■ GOAL: Take every line where the string "ASPECTOS" appears and copy it.

■ DATA FOR THIS EXERCISE:
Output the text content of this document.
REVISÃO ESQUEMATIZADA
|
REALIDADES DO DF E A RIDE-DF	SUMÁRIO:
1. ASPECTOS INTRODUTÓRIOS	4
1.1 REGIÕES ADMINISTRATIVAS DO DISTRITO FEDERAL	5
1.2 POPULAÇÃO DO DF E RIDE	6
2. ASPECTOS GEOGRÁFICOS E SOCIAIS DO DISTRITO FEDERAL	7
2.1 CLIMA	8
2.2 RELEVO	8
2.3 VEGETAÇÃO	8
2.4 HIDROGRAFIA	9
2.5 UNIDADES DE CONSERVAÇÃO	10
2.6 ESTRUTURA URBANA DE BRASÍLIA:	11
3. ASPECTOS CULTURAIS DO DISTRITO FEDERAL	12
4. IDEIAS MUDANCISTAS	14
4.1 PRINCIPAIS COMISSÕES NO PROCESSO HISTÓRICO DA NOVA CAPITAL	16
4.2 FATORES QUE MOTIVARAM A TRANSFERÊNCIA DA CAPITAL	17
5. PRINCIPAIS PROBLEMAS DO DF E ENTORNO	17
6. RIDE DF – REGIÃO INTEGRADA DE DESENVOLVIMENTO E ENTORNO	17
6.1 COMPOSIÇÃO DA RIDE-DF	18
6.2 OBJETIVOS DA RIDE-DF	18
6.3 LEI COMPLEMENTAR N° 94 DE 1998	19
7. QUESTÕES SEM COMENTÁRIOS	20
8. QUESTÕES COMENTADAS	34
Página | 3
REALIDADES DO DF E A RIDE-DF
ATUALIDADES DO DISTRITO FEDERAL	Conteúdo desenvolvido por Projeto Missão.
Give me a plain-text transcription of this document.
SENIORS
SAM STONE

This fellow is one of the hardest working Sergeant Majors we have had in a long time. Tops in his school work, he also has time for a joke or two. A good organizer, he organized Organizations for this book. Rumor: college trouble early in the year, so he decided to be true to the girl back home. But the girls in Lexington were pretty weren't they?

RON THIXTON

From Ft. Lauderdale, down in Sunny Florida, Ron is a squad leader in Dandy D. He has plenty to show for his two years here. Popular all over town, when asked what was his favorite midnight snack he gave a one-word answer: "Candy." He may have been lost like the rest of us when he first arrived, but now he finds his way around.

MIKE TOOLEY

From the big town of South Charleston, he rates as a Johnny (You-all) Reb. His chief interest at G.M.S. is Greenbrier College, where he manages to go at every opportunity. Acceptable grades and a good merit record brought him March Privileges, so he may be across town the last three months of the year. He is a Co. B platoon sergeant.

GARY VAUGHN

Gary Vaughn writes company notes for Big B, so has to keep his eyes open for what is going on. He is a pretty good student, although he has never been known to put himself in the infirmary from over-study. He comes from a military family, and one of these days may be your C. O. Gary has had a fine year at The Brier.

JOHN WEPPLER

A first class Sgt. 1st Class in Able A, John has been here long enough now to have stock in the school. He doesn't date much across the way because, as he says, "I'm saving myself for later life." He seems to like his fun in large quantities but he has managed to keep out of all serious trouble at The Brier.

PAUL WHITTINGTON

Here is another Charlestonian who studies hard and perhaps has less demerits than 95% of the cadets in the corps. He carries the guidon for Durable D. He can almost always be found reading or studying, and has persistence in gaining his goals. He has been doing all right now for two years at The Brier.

■ RESPONSE:
1. ASPECTOS INTRODUTÓRIOS	4
2. ASPECTOS GEOGRÁFICOS E SOCIAIS DO DISTRITO FEDERAL	7
3. ASPECTOS CULTURAIS DO DISTRITO FEDERAL	12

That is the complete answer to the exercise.